SET TASK: Without including any images, reproduce each entry exactly.

INPUT FOR THIS TASK:
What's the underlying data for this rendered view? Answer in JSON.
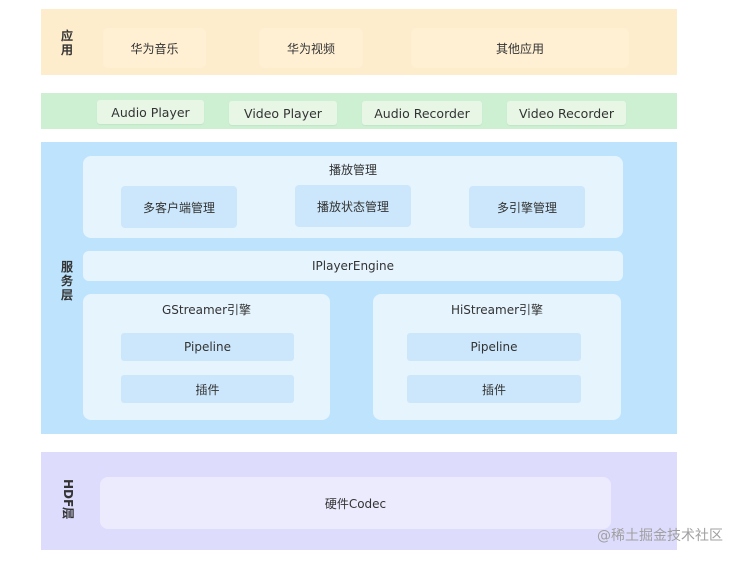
{
  "application_layer": {
    "label_chars": [
      "应",
      "用"
    ],
    "items": [
      "华为音乐",
      "华为视频",
      "其他应用"
    ],
    "color": "#fdedcc"
  },
  "player_layer": {
    "items": [
      "Audio Player",
      "Video Player",
      "Audio Recorder",
      "Video Recorder"
    ],
    "color": "#ccf0d1"
  },
  "service_layer": {
    "label_chars": [
      "服",
      "务",
      "层"
    ],
    "color": "#bee4fd",
    "playback_management": {
      "title": "播放管理",
      "items": [
        "多客户端管理",
        "播放状态管理",
        "多引擎管理"
      ]
    },
    "engine_interface": "IPlayerEngine",
    "engines": [
      {
        "title": "GStreamer引擎",
        "items": [
          "Pipeline",
          "插件"
        ]
      },
      {
        "title": "HiStreamer引擎",
        "items": [
          "Pipeline",
          "插件"
        ]
      }
    ]
  },
  "hdf_layer": {
    "label": "HDF层",
    "item": "硬件Codec",
    "color": "#dddcfd"
  },
  "watermark": "@稀土掘金技术社区"
}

WORKED ANSWER:
What's the underlying data for this rendered view? Answer in JSON.
{
  "application_layer": {
    "label_chars": [
      "应",
      "用"
    ],
    "items": [
      "华为音乐",
      "华为视频",
      "其他应用"
    ],
    "color": "#fdedcc"
  },
  "player_layer": {
    "items": [
      "Audio Player",
      "Video Player",
      "Audio Recorder",
      "Video Recorder"
    ],
    "color": "#ccf0d1"
  },
  "service_layer": {
    "label_chars": [
      "服",
      "务",
      "层"
    ],
    "color": "#bee4fd",
    "playback_management": {
      "title": "播放管理",
      "items": [
        "多客户端管理",
        "播放状态管理",
        "多引擎管理"
      ]
    },
    "engine_interface": "IPlayerEngine",
    "engines": [
      {
        "title": "GStreamer引擎",
        "items": [
          "Pipeline",
          "插件"
        ]
      },
      {
        "title": "HiStreamer引擎",
        "items": [
          "Pipeline",
          "插件"
        ]
      }
    ]
  },
  "hdf_layer": {
    "label": "HDF层",
    "item": "硬件Codec",
    "color": "#dddcfd"
  },
  "watermark": "@稀土掘金技术社区"
}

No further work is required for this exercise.